• Exercise input:

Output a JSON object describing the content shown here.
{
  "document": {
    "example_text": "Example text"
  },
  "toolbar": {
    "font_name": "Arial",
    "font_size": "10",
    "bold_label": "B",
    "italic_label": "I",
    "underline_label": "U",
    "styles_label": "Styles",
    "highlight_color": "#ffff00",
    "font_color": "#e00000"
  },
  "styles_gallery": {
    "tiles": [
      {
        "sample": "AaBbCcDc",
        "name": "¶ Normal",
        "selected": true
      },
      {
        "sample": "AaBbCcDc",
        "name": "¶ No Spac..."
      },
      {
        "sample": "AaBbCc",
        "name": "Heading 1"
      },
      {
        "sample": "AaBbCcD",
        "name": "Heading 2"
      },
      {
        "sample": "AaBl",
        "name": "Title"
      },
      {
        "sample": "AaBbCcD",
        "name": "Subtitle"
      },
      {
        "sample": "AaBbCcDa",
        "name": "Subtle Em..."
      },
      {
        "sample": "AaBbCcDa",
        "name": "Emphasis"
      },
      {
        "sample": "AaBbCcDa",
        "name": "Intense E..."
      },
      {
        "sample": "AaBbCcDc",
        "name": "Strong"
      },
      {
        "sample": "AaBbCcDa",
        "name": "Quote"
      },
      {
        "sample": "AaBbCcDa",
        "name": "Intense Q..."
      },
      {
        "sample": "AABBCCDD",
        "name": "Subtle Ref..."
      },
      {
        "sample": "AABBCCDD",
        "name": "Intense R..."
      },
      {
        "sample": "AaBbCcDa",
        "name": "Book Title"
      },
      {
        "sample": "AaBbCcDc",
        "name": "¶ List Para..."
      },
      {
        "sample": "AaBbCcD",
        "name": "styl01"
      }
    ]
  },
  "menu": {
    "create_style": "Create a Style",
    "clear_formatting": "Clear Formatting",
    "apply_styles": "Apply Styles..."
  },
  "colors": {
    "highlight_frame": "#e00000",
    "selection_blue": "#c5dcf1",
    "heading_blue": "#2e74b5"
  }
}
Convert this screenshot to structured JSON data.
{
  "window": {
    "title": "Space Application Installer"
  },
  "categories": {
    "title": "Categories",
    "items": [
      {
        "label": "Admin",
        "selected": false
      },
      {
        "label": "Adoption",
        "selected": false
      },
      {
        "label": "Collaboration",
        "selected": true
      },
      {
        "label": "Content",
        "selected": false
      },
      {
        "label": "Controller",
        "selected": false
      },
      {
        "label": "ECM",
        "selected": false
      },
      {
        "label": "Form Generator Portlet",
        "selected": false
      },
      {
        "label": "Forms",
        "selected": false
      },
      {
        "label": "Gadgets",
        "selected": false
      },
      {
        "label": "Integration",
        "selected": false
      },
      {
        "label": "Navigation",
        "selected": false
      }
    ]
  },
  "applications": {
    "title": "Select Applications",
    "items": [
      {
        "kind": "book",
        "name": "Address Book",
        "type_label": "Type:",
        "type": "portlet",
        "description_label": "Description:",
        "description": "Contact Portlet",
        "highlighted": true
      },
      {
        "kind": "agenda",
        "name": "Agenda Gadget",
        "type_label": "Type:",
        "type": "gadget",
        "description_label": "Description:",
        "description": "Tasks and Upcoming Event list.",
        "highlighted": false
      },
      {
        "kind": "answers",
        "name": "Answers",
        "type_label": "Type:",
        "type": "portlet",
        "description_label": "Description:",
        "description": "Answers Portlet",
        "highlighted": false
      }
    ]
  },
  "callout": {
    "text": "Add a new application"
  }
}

• Exercise aim:
Without leaving anything out, give the entries again exactly.

• Answer to this problem:
Output a JSON object describing the content shown here.
{
  "document": {
    "example_text": "Example text"
  },
  "toolbar": {
    "font_name": "Arial",
    "font_size": "10",
    "bold_label": "B",
    "italic_label": "I",
    "underline_label": "U",
    "styles_label": "Styles",
    "highlight_color": "#ffff00",
    "font_color": "#e00000"
  },
  "styles_gallery": {
    "tiles": [
      {
        "sample": "AaBbCcDc",
        "name": "¶ Normal",
        "selected": true
      },
      {
        "sample": "AaBbCcDc",
        "name": "¶ No Spac..."
      },
      {
        "sample": "AaBbCc",
        "name": "Heading 1"
      },
      {
        "sample": "AaBbCcD",
        "name": "Heading 2"
      },
      {
        "sample": "AaBl",
        "name": "Title"
      },
      {
        "sample": "AaBbCcD",
        "name": "Subtitle"
      },
      {
        "sample": "AaBbCcDa",
        "name": "Subtle Em..."
      },
      {
        "sample": "AaBbCcDa",
        "name": "Emphasis"
      },
      {
        "sample": "AaBbCcDa",
        "name": "Intense E..."
      },
      {
        "sample": "AaBbCcDc",
        "name": "Strong"
      },
      {
        "sample": "AaBbCcDa",
        "name": "Quote"
      },
      {
        "sample": "AaBbCcDa",
        "name": "Intense Q..."
      },
      {
        "sample": "AABBCCDD",
        "name": "Subtle Ref..."
      },
      {
        "sample": "AABBCCDD",
        "name": "Intense R..."
      },
      {
        "sample": "AaBbCcDa",
        "name": "Book Title"
      },
      {
        "sample": "AaBbCcDc",
        "name": "¶ List Para..."
      },
      {
        "sample": "AaBbCcD",
        "name": "styl01"
      }
    ]
  },
  "menu": {
    "create_style": "Create a Style",
    "clear_formatting": "Clear Formatting",
    "apply_styles": "Apply Styles..."
  },
  "colors": {
    "highlight_frame": "#e00000",
    "selection_blue": "#c5dcf1",
    "heading_blue": "#2e74b5"
  }
}
Convert this screenshot to structured JSON data.
{
  "window": {
    "title": "Space Application Installer"
  },
  "categories": {
    "title": "Categories",
    "items": [
      {
        "label": "Admin",
        "selected": false
      },
      {
        "label": "Adoption",
        "selected": false
      },
      {
        "label": "Collaboration",
        "selected": true
      },
      {
        "label": "Content",
        "selected": false
      },
      {
        "label": "Controller",
        "selected": false
      },
      {
        "label": "ECM",
        "selected": false
      },
      {
        "label": "Form Generator Portlet",
        "selected": false
      },
      {
        "label": "Forms",
        "selected": false
      },
      {
        "label": "Gadgets",
        "selected": false
      },
      {
        "label": "Integration",
        "selected": false
      },
      {
        "label": "Navigation",
        "selected": false
      }
    ]
  },
  "applications": {
    "title": "Select Applications",
    "items": [
      {
        "kind": "book",
        "name": "Address Book",
        "type_label": "Type:",
        "type": "portlet",
        "description_label": "Description:",
        "description": "Contact Portlet",
        "highlighted": true
      },
      {
        "kind": "agenda",
        "name": "Agenda Gadget",
        "type_label": "Type:",
        "type": "gadget",
        "description_label": "Description:",
        "description": "Tasks and Upcoming Event list.",
        "highlighted": false
      },
      {
        "kind": "answers",
        "name": "Answers",
        "type_label": "Type:",
        "type": "portlet",
        "description_label": "Description:",
        "description": "Answers Portlet",
        "highlighted": false
      }
    ]
  },
  "callout": {
    "text": "Add a new application"
  }
}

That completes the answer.